##### LISTING #####

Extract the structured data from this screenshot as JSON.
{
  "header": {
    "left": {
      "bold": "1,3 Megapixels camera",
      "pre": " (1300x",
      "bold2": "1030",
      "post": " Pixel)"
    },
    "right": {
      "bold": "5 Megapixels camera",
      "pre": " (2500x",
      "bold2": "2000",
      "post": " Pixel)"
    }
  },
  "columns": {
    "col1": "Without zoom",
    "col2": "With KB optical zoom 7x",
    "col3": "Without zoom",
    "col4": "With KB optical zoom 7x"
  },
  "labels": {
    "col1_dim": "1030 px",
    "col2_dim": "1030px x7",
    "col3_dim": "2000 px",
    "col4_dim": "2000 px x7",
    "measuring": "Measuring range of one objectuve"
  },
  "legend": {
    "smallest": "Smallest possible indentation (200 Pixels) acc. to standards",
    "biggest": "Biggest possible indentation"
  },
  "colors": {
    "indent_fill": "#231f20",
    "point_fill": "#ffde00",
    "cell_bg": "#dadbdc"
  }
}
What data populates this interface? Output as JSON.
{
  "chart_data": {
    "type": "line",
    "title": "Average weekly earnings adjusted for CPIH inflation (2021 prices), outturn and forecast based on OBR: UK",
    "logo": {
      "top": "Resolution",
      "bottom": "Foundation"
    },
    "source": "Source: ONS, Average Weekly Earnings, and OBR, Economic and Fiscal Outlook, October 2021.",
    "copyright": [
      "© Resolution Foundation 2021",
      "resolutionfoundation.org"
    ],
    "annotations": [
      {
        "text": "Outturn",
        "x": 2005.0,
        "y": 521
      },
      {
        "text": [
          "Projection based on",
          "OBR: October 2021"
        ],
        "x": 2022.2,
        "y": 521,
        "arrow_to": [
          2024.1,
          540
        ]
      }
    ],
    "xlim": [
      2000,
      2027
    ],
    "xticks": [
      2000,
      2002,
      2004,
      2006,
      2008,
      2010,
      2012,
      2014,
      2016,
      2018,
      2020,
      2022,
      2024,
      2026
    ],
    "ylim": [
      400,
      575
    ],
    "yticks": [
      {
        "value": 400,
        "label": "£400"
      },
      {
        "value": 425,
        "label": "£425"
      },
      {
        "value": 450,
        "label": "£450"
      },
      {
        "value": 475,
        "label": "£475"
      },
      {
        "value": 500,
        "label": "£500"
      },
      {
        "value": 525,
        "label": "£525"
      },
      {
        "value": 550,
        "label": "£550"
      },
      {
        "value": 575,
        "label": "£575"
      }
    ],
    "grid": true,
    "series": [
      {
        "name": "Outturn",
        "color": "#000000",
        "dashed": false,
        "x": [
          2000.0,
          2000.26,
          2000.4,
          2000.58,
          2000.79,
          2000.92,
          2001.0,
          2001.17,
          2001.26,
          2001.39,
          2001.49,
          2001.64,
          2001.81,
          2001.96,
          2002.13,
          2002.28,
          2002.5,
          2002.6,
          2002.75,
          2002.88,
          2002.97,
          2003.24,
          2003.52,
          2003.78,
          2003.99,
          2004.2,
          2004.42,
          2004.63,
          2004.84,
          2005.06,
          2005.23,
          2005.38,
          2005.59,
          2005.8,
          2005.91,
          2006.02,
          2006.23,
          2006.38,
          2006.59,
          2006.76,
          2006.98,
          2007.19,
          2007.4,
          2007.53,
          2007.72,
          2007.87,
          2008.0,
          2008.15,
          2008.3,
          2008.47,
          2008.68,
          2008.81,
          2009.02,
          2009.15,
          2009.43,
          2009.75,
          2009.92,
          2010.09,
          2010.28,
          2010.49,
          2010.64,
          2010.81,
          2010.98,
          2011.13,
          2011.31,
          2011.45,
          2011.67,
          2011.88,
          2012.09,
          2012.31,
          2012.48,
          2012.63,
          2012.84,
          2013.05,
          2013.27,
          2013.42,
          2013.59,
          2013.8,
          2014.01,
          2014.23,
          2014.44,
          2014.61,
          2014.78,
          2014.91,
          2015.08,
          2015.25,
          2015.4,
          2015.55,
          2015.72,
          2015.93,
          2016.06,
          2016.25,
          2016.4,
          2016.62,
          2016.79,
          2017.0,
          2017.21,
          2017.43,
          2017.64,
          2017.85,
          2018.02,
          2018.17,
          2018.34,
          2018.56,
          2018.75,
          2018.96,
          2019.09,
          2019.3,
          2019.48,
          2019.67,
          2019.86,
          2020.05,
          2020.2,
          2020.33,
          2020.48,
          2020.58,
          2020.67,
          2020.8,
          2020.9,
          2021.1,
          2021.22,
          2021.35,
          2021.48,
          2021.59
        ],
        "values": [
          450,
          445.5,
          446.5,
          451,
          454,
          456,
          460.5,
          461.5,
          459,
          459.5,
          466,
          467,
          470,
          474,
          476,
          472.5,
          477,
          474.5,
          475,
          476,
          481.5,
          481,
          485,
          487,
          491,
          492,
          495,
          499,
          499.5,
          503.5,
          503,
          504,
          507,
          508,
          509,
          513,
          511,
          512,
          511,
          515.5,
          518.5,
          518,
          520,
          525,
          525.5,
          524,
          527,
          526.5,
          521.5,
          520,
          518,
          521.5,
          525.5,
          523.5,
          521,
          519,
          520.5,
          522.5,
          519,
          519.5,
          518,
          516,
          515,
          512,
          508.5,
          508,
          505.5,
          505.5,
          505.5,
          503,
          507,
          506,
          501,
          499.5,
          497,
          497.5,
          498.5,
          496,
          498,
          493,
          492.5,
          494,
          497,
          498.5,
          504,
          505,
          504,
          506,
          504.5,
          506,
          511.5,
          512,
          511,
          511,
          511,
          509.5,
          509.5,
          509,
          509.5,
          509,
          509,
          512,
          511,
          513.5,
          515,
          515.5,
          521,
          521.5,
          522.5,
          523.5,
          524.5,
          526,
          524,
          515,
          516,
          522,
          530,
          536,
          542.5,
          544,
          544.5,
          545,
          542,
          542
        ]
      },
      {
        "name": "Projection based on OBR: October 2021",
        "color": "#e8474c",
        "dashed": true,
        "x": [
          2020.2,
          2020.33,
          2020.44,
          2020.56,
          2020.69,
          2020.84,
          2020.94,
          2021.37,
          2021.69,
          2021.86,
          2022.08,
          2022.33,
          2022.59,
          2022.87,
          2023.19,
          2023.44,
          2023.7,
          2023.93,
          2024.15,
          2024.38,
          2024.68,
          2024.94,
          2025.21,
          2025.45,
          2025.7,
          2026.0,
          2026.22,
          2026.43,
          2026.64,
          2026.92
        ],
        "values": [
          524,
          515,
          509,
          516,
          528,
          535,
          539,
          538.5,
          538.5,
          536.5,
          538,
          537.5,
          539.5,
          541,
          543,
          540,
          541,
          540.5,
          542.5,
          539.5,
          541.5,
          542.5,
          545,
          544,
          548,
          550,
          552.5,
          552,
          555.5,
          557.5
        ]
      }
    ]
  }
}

#####

__TASK DIRECTIONS__: In this exercise, repeat all entries exactly.

__EXERCISE ANSWER__:
Extract the structured data from this screenshot as JSON.
{
  "header": {
    "left": {
      "bold": "1,3 Megapixels camera",
      "pre": " (1300x",
      "bold2": "1030",
      "post": " Pixel)"
    },
    "right": {
      "bold": "5 Megapixels camera",
      "pre": " (2500x",
      "bold2": "2000",
      "post": " Pixel)"
    }
  },
  "columns": {
    "col1": "Without zoom",
    "col2": "With KB optical zoom 7x",
    "col3": "Without zoom",
    "col4": "With KB optical zoom 7x"
  },
  "labels": {
    "col1_dim": "1030 px",
    "col2_dim": "1030px x7",
    "col3_dim": "2000 px",
    "col4_dim": "2000 px x7",
    "measuring": "Measuring range of one objectuve"
  },
  "legend": {
    "smallest": "Smallest possible indentation (200 Pixels) acc. to standards",
    "biggest": "Biggest possible indentation"
  },
  "colors": {
    "indent_fill": "#231f20",
    "point_fill": "#ffde00",
    "cell_bg": "#dadbdc"
  }
}
What data populates this interface? Output as JSON.
{
  "chart_data": {
    "type": "line",
    "title": "Average weekly earnings adjusted for CPIH inflation (2021 prices), outturn and forecast based on OBR: UK",
    "logo": {
      "top": "Resolution",
      "bottom": "Foundation"
    },
    "source": "Source: ONS, Average Weekly Earnings, and OBR, Economic and Fiscal Outlook, October 2021.",
    "copyright": [
      "© Resolution Foundation 2021",
      "resolutionfoundation.org"
    ],
    "annotations": [
      {
        "text": "Outturn",
        "x": 2005.0,
        "y": 521
      },
      {
        "text": [
          "Projection based on",
          "OBR: October 2021"
        ],
        "x": 2022.2,
        "y": 521,
        "arrow_to": [
          2024.1,
          540
        ]
      }
    ],
    "xlim": [
      2000,
      2027
    ],
    "xticks": [
      2000,
      2002,
      2004,
      2006,
      2008,
      2010,
      2012,
      2014,
      2016,
      2018,
      2020,
      2022,
      2024,
      2026
    ],
    "ylim": [
      400,
      575
    ],
    "yticks": [
      {
        "value": 400,
        "label": "£400"
      },
      {
        "value": 425,
        "label": "£425"
      },
      {
        "value": 450,
        "label": "£450"
      },
      {
        "value": 475,
        "label": "£475"
      },
      {
        "value": 500,
        "label": "£500"
      },
      {
        "value": 525,
        "label": "£525"
      },
      {
        "value": 550,
        "label": "£550"
      },
      {
        "value": 575,
        "label": "£575"
      }
    ],
    "grid": true,
    "series": [
      {
        "name": "Outturn",
        "color": "#000000",
        "dashed": false,
        "x": [
          2000.0,
          2000.26,
          2000.4,
          2000.58,
          2000.79,
          2000.92,
          2001.0,
          2001.17,
          2001.26,
          2001.39,
          2001.49,
          2001.64,
          2001.81,
          2001.96,
          2002.13,
          2002.28,
          2002.5,
          2002.6,
          2002.75,
          2002.88,
          2002.97,
          2003.24,
          2003.52,
          2003.78,
          2003.99,
          2004.2,
          2004.42,
          2004.63,
          2004.84,
          2005.06,
          2005.23,
          2005.38,
          2005.59,
          2005.8,
          2005.91,
          2006.02,
          2006.23,
          2006.38,
          2006.59,
          2006.76,
          2006.98,
          2007.19,
          2007.4,
          2007.53,
          2007.72,
          2007.87,
          2008.0,
          2008.15,
          2008.3,
          2008.47,
          2008.68,
          2008.81,
          2009.02,
          2009.15,
          2009.43,
          2009.75,
          2009.92,
          2010.09,
          2010.28,
          2010.49,
          2010.64,
          2010.81,
          2010.98,
          2011.13,
          2011.31,
          2011.45,
          2011.67,
          2011.88,
          2012.09,
          2012.31,
          2012.48,
          2012.63,
          2012.84,
          2013.05,
          2013.27,
          2013.42,
          2013.59,
          2013.8,
          2014.01,
          2014.23,
          2014.44,
          2014.61,
          2014.78,
          2014.91,
          2015.08,
          2015.25,
          2015.4,
          2015.55,
          2015.72,
          2015.93,
          2016.06,
          2016.25,
          2016.4,
          2016.62,
          2016.79,
          2017.0,
          2017.21,
          2017.43,
          2017.64,
          2017.85,
          2018.02,
          2018.17,
          2018.34,
          2018.56,
          2018.75,
          2018.96,
          2019.09,
          2019.3,
          2019.48,
          2019.67,
          2019.86,
          2020.05,
          2020.2,
          2020.33,
          2020.48,
          2020.58,
          2020.67,
          2020.8,
          2020.9,
          2021.1,
          2021.22,
          2021.35,
          2021.48,
          2021.59
        ],
        "values": [
          450,
          445.5,
          446.5,
          451,
          454,
          456,
          460.5,
          461.5,
          459,
          459.5,
          466,
          467,
          470,
          474,
          476,
          472.5,
          477,
          474.5,
          475,
          476,
          481.5,
          481,
          485,
          487,
          491,
          492,
          495,
          499,
          499.5,
          503.5,
          503,
          504,
          507,
          508,
          509,
          513,
          511,
          512,
          511,
          515.5,
          518.5,
          518,
          520,
          525,
          525.5,
          524,
          527,
          526.5,
          521.5,
          520,
          518,
          521.5,
          525.5,
          523.5,
          521,
          519,
          520.5,
          522.5,
          519,
          519.5,
          518,
          516,
          515,
          512,
          508.5,
          508,
          505.5,
          505.5,
          505.5,
          503,
          507,
          506,
          501,
          499.5,
          497,
          497.5,
          498.5,
          496,
          498,
          493,
          492.5,
          494,
          497,
          498.5,
          504,
          505,
          504,
          506,
          504.5,
          506,
          511.5,
          512,
          511,
          511,
          511,
          509.5,
          509.5,
          509,
          509.5,
          509,
          509,
          512,
          511,
          513.5,
          515,
          515.5,
          521,
          521.5,
          522.5,
          523.5,
          524.5,
          526,
          524,
          515,
          516,
          522,
          530,
          536,
          542.5,
          544,
          544.5,
          545,
          542,
          542
        ]
      },
      {
        "name": "Projection based on OBR: October 2021",
        "color": "#e8474c",
        "dashed": true,
        "x": [
          2020.2,
          2020.33,
          2020.44,
          2020.56,
          2020.69,
          2020.84,
          2020.94,
          2021.37,
          2021.69,
          2021.86,
          2022.08,
          2022.33,
          2022.59,
          2022.87,
          2023.19,
          2023.44,
          2023.7,
          2023.93,
          2024.15,
          2024.38,
          2024.68,
          2024.94,
          2025.21,
          2025.45,
          2025.7,
          2026.0,
          2026.22,
          2026.43,
          2026.64,
          2026.92
        ],
        "values": [
          524,
          515,
          509,
          516,
          528,
          535,
          539,
          538.5,
          538.5,
          536.5,
          538,
          537.5,
          539.5,
          541,
          543,
          540,
          541,
          540.5,
          542.5,
          539.5,
          541.5,
          542.5,
          545,
          544,
          548,
          550,
          552.5,
          552,
          555.5,
          557.5
        ]
      }
    ]
  }
}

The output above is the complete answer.